- [Given task] The records below should be written out again, exactly.

- [Excerpted records]
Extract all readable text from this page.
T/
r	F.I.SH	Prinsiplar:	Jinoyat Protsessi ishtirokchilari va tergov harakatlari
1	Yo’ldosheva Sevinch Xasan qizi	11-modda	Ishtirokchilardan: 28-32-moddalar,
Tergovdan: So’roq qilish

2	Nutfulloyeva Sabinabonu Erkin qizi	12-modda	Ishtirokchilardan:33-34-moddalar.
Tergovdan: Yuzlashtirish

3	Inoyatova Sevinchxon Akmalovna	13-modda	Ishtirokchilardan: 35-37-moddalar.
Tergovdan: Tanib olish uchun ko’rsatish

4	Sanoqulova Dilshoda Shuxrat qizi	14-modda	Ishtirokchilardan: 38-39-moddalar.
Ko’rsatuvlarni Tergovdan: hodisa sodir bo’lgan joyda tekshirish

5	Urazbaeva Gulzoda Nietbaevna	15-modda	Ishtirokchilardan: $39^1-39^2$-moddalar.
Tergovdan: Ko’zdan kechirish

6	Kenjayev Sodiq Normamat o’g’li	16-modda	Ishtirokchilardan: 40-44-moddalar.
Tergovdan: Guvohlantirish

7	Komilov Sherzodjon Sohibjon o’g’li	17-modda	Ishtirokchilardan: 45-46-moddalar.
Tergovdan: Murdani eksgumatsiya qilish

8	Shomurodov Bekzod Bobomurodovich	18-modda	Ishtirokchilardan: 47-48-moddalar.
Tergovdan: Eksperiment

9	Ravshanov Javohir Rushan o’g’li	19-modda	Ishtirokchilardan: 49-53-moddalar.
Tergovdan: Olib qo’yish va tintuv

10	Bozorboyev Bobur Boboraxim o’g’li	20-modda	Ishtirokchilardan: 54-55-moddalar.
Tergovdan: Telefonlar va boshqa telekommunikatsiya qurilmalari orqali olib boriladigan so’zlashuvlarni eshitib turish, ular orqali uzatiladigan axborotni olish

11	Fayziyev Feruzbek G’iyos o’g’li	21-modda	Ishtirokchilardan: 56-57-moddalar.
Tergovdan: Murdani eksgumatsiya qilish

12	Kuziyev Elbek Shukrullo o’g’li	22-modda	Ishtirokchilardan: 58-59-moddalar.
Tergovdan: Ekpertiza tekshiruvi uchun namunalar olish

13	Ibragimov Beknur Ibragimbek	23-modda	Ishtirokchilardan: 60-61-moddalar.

- [The answer]
Extract all readable text from this page.
T/
r	F.I.SH	Prinsiplar:	Jinoyat Protsessi ishtirokchilari va tergov harakatlari
1	Yo’ldosheva Sevinch Xasan qizi	11-modda	Ishtirokchilardan: 28-32-moddalar,
Tergovdan: So’roq qilish

2	Nutfulloyeva Sabinabonu Erkin qizi	12-modda	Ishtirokchilardan:33-34-moddalar.
Tergovdan: Yuzlashtirish

3	Inoyatova Sevinchxon Akmalovna	13-modda	Ishtirokchilardan: 35-37-moddalar.
Tergovdan: Tanib olish uchun ko’rsatish

4	Sanoqulova Dilshoda Shuxrat qizi	14-modda	Ishtirokchilardan: 38-39-moddalar.
Ko’rsatuvlarni Tergovdan: hodisa sodir bo’lgan joyda tekshirish

5	Urazbaeva Gulzoda Nietbaevna	15-modda	Ishtirokchilardan: $39^1-39^2$-moddalar.
Tergovdan: Ko’zdan kechirish

6	Kenjayev Sodiq Normamat o’g’li	16-modda	Ishtirokchilardan: 40-44-moddalar.
Tergovdan: Guvohlantirish

7	Komilov Sherzodjon Sohibjon o’g’li	17-modda	Ishtirokchilardan: 45-46-moddalar.
Tergovdan: Murdani eksgumatsiya qilish

8	Shomurodov Bekzod Bobomurodovich	18-modda	Ishtirokchilardan: 47-48-moddalar.
Tergovdan: Eksperiment

9	Ravshanov Javohir Rushan o’g’li	19-modda	Ishtirokchilardan: 49-53-moddalar.
Tergovdan: Olib qo’yish va tintuv

10	Bozorboyev Bobur Boboraxim o’g’li	20-modda	Ishtirokchilardan: 54-55-moddalar.
Tergovdan: Telefonlar va boshqa telekommunikatsiya qurilmalari orqali olib boriladigan so’zlashuvlarni eshitib turish, ular orqali uzatiladigan axborotni olish

11	Fayziyev Feruzbek G’iyos o’g’li	21-modda	Ishtirokchilardan: 56-57-moddalar.
Tergovdan: Murdani eksgumatsiya qilish

12	Kuziyev Elbek Shukrullo o’g’li	22-modda	Ishtirokchilardan: 58-59-moddalar.
Tergovdan: Ekpertiza tekshiruvi uchun namunalar olish

13	Ibragimov Beknur Ibragimbek	23-modda	Ishtirokchilardan: 60-61-moddalar.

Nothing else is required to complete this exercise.